▶ **Stored records**:
··········

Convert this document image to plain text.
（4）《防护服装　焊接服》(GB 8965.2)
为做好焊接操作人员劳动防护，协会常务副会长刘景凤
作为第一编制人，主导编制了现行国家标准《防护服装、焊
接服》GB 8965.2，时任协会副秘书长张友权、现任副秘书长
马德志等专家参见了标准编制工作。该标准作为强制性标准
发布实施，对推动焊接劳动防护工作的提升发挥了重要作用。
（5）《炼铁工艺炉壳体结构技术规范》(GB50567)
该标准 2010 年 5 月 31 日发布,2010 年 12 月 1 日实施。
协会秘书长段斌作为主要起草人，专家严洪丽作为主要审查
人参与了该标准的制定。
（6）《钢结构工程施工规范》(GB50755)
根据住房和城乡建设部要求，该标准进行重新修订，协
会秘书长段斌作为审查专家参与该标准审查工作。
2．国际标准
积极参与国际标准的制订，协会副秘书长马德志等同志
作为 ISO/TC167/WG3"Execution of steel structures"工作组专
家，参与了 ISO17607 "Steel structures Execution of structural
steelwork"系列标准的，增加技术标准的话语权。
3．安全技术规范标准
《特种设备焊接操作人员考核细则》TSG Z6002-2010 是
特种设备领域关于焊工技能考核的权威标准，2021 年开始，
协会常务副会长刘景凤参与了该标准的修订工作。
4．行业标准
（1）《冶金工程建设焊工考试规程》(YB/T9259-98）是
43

··········

Return the listing above in full, character for character.

▶ **Response to this exercise**:
Convert this document image to plain text.
（4）《防护服装　焊接服》(GB 8965.2)
为做好焊接操作人员劳动防护，协会常务副会长刘景凤
作为第一编制人，主导编制了现行国家标准《防护服装、焊
接服》GB 8965.2，时任协会副秘书长张友权、现任副秘书长
马德志等专家参见了标准编制工作。该标准作为强制性标准
发布实施，对推动焊接劳动防护工作的提升发挥了重要作用。
（5）《炼铁工艺炉壳体结构技术规范》(GB50567)
该标准 2010 年 5 月 31 日发布,2010 年 12 月 1 日实施。
协会秘书长段斌作为主要起草人，专家严洪丽作为主要审查
人参与了该标准的制定。
（6）《钢结构工程施工规范》(GB50755)
根据住房和城乡建设部要求，该标准进行重新修订，协
会秘书长段斌作为审查专家参与该标准审查工作。
2．国际标准
积极参与国际标准的制订，协会副秘书长马德志等同志
作为 ISO/TC167/WG3"Execution of steel structures"工作组专
家，参与了 ISO17607 "Steel structures Execution of structural
steelwork"系列标准的，增加技术标准的话语权。
3．安全技术规范标准
《特种设备焊接操作人员考核细则》TSG Z6002-2010 是
特种设备领域关于焊工技能考核的权威标准，2021 年开始，
协会常务副会长刘景凤参与了该标准的修订工作。
4．行业标准
（1）《冶金工程建设焊工考试规程》(YB/T9259-98）是
43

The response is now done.